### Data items
********************

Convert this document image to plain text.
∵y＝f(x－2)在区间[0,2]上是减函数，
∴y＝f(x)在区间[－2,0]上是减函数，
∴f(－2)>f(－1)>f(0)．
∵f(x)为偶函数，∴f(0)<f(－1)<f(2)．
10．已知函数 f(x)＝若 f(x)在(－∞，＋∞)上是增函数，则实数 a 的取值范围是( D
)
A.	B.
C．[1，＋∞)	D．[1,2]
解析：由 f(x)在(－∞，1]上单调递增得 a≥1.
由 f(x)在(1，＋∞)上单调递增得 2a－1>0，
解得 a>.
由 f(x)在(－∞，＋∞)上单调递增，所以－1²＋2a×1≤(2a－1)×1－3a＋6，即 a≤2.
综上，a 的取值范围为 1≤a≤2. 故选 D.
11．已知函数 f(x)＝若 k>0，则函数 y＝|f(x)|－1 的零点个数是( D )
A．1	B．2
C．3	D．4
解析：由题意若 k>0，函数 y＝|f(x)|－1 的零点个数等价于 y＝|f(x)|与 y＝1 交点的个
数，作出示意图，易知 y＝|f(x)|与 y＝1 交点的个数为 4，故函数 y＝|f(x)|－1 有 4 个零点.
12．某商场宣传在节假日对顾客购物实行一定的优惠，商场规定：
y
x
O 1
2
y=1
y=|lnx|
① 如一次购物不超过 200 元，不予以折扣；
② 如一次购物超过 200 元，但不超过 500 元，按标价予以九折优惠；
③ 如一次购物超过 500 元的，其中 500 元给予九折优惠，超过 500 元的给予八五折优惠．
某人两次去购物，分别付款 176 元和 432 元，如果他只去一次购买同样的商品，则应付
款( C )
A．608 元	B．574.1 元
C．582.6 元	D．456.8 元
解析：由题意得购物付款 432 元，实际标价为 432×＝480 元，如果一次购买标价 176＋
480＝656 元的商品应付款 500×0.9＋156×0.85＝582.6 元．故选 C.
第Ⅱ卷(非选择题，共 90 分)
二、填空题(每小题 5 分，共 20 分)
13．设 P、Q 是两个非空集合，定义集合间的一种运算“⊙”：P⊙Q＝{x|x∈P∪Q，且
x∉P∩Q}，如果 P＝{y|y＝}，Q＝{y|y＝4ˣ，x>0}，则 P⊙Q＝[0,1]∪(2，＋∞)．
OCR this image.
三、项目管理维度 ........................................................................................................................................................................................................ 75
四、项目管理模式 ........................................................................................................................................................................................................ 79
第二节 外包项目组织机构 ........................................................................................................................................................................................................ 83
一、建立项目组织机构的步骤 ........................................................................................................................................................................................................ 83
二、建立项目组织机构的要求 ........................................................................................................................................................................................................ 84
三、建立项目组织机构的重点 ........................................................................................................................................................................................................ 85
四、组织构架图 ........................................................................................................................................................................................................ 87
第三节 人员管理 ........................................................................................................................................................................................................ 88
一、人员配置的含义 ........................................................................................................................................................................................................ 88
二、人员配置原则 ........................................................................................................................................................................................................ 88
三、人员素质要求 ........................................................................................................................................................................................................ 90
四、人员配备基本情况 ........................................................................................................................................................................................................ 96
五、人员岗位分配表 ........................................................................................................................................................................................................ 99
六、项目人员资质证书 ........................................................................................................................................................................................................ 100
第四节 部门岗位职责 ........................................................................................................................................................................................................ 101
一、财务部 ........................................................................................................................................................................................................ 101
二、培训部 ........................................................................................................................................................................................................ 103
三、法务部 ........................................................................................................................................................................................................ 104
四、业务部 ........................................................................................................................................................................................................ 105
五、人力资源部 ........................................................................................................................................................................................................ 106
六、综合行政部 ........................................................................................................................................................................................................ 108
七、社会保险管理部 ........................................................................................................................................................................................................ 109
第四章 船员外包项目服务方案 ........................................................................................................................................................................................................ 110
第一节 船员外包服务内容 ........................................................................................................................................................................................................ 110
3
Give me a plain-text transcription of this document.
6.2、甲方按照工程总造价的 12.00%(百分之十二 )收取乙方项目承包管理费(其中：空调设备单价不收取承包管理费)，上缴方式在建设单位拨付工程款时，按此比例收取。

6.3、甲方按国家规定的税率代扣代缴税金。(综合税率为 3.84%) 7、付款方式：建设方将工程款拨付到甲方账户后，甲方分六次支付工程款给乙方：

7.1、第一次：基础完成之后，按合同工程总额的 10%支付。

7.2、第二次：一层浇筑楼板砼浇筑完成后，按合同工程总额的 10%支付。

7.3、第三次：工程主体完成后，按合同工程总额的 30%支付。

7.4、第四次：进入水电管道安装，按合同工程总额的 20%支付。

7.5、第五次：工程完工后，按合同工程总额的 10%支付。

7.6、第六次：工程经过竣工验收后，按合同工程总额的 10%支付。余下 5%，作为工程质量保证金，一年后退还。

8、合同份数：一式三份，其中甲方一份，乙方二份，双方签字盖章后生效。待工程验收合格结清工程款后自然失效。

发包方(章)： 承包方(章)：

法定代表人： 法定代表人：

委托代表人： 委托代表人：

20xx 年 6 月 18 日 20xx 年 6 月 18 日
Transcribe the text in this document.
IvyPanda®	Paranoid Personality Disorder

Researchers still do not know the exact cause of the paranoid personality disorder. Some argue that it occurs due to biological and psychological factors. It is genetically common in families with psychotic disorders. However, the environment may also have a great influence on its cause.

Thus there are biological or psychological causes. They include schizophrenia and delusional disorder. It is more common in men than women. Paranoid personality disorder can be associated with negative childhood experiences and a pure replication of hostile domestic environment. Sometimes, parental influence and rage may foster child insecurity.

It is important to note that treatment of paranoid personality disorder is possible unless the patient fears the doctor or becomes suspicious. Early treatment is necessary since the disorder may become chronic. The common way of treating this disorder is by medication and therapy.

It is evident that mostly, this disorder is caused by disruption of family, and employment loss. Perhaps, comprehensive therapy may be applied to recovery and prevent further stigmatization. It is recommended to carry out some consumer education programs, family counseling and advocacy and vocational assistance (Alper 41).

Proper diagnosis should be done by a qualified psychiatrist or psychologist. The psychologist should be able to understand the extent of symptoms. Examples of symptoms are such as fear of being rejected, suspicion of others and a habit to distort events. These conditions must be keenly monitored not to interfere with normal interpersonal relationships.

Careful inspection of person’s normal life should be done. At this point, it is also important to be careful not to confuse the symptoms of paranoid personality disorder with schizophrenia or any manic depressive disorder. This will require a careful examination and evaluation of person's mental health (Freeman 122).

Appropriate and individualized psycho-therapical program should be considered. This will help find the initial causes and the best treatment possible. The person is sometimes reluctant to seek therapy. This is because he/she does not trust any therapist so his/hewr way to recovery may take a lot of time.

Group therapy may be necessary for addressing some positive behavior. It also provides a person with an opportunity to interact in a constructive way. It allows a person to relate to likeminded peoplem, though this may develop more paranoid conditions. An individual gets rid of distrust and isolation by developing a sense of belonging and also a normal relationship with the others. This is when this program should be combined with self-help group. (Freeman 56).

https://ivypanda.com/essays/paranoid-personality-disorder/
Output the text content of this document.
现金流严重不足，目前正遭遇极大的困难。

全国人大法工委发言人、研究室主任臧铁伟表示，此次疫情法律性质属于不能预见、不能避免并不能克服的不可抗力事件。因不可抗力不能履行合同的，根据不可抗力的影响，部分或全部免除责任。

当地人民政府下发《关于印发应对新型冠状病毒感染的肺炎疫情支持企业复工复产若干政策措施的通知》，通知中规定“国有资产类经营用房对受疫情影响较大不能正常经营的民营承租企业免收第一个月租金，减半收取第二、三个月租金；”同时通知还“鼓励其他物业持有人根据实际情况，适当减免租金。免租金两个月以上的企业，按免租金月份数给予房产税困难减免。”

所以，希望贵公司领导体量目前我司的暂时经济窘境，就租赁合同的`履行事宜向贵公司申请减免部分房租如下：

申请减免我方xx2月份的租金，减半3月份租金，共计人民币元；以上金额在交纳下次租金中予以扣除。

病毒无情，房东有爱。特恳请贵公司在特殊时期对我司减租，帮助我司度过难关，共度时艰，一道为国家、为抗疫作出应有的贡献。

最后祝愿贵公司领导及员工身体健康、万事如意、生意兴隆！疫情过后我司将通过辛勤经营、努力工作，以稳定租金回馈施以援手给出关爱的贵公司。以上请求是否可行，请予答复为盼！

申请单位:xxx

********************

### Objective
Where a line of the data holds "done", show that line.

### Solution for this problem
Proper diagnosis should be done by a qualified psychiatrist or psychologist. The psychologist should be able to understand the extent of symptoms. Examples of symptoms are such as fear of being rejected, suspicion of others and a habit to distort events. These conditions must be keenly monitored not to interfere with normal interpersonal relationships.
Careful inspection of person’s normal life should be done. At this point, it is also important to be careful not to confuse the symptoms of paranoid personality disorder with schizophrenia or any manic depressive disorder. This will require a careful examination and evaluation of person's mental health (Freeman 122).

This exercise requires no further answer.